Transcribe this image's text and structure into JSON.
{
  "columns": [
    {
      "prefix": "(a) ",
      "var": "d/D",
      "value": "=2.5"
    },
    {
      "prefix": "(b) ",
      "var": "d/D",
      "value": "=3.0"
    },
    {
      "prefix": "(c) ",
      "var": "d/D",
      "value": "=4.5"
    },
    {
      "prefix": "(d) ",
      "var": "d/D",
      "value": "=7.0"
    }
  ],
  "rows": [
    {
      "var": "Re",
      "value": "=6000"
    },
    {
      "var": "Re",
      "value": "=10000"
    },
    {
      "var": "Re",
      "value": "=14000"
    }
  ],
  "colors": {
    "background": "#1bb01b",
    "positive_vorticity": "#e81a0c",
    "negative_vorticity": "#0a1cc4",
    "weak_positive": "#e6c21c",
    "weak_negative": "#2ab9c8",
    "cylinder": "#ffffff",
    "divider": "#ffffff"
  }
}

•••

* [OBJECTIVE]
Return every record, word for word.

* [THE COMPLETED TASK]
Transcribe this image's text and structure into JSON.
{
  "columns": [
    {
      "prefix": "(a) ",
      "var": "d/D",
      "value": "=2.5"
    },
    {
      "prefix": "(b) ",
      "var": "d/D",
      "value": "=3.0"
    },
    {
      "prefix": "(c) ",
      "var": "d/D",
      "value": "=4.5"
    },
    {
      "prefix": "(d) ",
      "var": "d/D",
      "value": "=7.0"
    }
  ],
  "rows": [
    {
      "var": "Re",
      "value": "=6000"
    },
    {
      "var": "Re",
      "value": "=10000"
    },
    {
      "var": "Re",
      "value": "=14000"
    }
  ],
  "colors": {
    "background": "#1bb01b",
    "positive_vorticity": "#e81a0c",
    "negative_vorticity": "#0a1cc4",
    "weak_positive": "#e6c21c",
    "weak_negative": "#2ab9c8",
    "cylinder": "#ffffff",
    "divider": "#ffffff"
  }
}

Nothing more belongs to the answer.